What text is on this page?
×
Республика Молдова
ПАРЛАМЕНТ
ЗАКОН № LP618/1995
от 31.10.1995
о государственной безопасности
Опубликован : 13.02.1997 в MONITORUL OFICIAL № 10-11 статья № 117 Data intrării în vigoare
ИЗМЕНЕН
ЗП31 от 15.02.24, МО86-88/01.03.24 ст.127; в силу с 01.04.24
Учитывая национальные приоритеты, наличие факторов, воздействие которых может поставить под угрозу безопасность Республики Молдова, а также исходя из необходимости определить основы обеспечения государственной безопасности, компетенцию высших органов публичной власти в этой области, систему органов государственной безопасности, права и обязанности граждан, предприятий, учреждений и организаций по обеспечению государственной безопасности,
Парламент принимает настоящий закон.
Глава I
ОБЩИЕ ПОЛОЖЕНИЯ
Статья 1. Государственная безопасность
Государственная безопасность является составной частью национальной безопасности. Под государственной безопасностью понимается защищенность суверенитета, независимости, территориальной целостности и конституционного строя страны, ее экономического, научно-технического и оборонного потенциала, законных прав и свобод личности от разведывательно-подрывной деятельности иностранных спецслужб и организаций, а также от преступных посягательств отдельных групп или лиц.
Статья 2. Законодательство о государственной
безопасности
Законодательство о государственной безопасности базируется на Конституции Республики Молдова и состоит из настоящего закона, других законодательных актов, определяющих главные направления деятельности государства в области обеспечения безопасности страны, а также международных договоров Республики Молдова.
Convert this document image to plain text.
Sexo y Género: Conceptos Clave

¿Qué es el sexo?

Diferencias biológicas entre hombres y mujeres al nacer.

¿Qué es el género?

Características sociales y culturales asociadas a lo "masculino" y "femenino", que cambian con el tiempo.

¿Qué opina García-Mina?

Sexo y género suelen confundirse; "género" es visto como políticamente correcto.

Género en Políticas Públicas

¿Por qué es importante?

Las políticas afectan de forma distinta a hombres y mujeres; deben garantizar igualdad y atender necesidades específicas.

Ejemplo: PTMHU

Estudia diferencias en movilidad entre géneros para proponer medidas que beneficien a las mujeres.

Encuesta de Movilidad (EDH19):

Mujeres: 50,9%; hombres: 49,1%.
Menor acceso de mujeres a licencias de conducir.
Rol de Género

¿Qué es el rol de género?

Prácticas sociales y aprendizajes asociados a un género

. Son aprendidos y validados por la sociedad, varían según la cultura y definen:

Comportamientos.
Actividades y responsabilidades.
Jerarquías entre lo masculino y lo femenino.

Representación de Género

◆ **Direction**
From the entries above, collect every line with the string "masculino" in it.

◆ **Result of the task**
Características sociales y culturales asociadas a lo "masculino" y "femenino", que cambian con el tiempo.
Jerarquías entre lo masculino y lo femenino.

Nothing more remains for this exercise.